Omit all pictures and give the records below again exactly as written.

Dataset rows:
(begin)
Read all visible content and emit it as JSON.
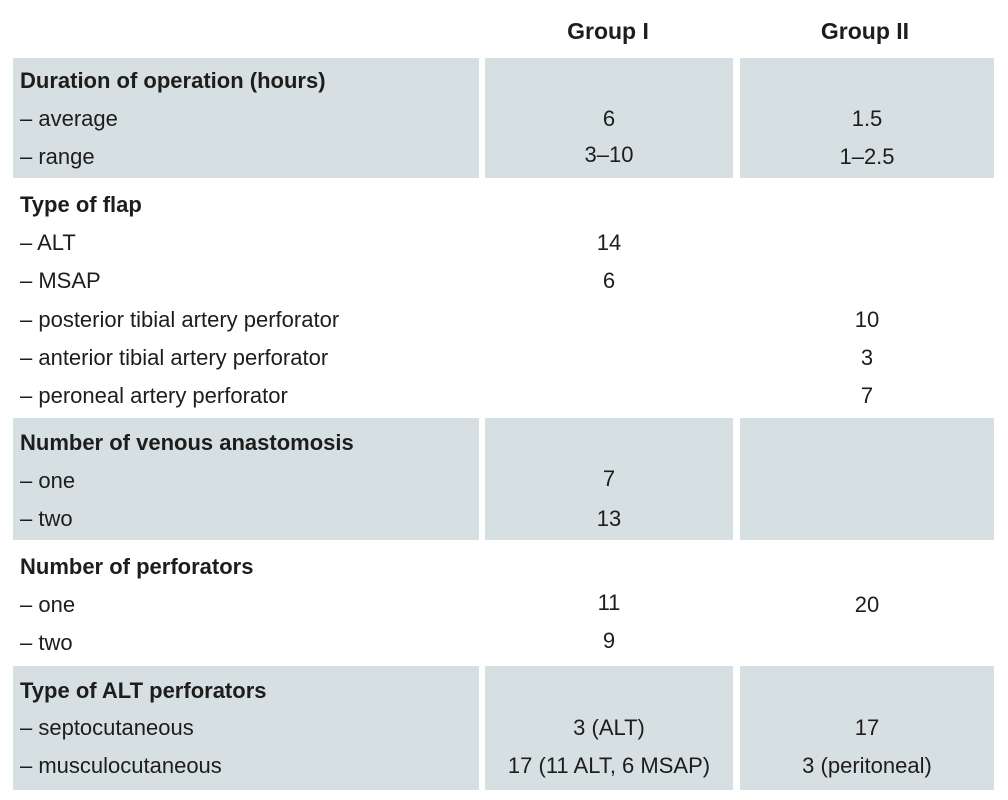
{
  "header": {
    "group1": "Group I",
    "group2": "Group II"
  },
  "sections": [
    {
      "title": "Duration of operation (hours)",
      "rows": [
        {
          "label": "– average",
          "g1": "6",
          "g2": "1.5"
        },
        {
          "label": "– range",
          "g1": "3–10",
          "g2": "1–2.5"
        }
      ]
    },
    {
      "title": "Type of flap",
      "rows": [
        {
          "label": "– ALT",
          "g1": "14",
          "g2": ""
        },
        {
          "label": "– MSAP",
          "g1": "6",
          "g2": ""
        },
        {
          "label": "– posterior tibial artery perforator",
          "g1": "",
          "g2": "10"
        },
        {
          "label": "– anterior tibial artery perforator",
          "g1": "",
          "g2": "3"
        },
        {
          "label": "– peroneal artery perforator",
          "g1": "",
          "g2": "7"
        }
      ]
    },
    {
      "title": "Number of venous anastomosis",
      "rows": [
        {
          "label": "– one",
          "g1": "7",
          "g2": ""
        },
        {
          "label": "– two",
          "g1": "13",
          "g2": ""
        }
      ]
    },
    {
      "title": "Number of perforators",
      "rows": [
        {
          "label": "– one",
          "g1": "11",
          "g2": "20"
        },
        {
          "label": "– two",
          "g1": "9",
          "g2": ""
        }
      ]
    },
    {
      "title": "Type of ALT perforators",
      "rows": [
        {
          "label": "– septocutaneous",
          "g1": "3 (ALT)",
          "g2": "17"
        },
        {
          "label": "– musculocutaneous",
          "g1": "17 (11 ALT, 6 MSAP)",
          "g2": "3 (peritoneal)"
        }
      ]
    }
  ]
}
(end)
Written solution:
Read all visible content and emit it as JSON.
{
  "header": {
    "group1": "Group I",
    "group2": "Group II"
  },
  "sections": [
    {
      "title": "Duration of operation (hours)",
      "rows": [
        {
          "label": "– average",
          "g1": "6",
          "g2": "1.5"
        },
        {
          "label": "– range",
          "g1": "3–10",
          "g2": "1–2.5"
        }
      ]
    },
    {
      "title": "Type of flap",
      "rows": [
        {
          "label": "– ALT",
          "g1": "14",
          "g2": ""
        },
        {
          "label": "– MSAP",
          "g1": "6",
          "g2": ""
        },
        {
          "label": "– posterior tibial artery perforator",
          "g1": "",
          "g2": "10"
        },
        {
          "label": "– anterior tibial artery perforator",
          "g1": "",
          "g2": "3"
        },
        {
          "label": "– peroneal artery perforator",
          "g1": "",
          "g2": "7"
        }
      ]
    },
    {
      "title": "Number of venous anastomosis",
      "rows": [
        {
          "label": "– one",
          "g1": "7",
          "g2": ""
        },
        {
          "label": "– two",
          "g1": "13",
          "g2": ""
        }
      ]
    },
    {
      "title": "Number of perforators",
      "rows": [
        {
          "label": "– one",
          "g1": "11",
          "g2": "20"
        },
        {
          "label": "– two",
          "g1": "9",
          "g2": ""
        }
      ]
    },
    {
      "title": "Type of ALT perforators",
      "rows": [
        {
          "label": "– septocutaneous",
          "g1": "3 (ALT)",
          "g2": "17"
        },
        {
          "label": "– musculocutaneous",
          "g1": "17 (11 ALT, 6 MSAP)",
          "g2": "3 (peritoneal)"
        }
      ]
    }
  ]
}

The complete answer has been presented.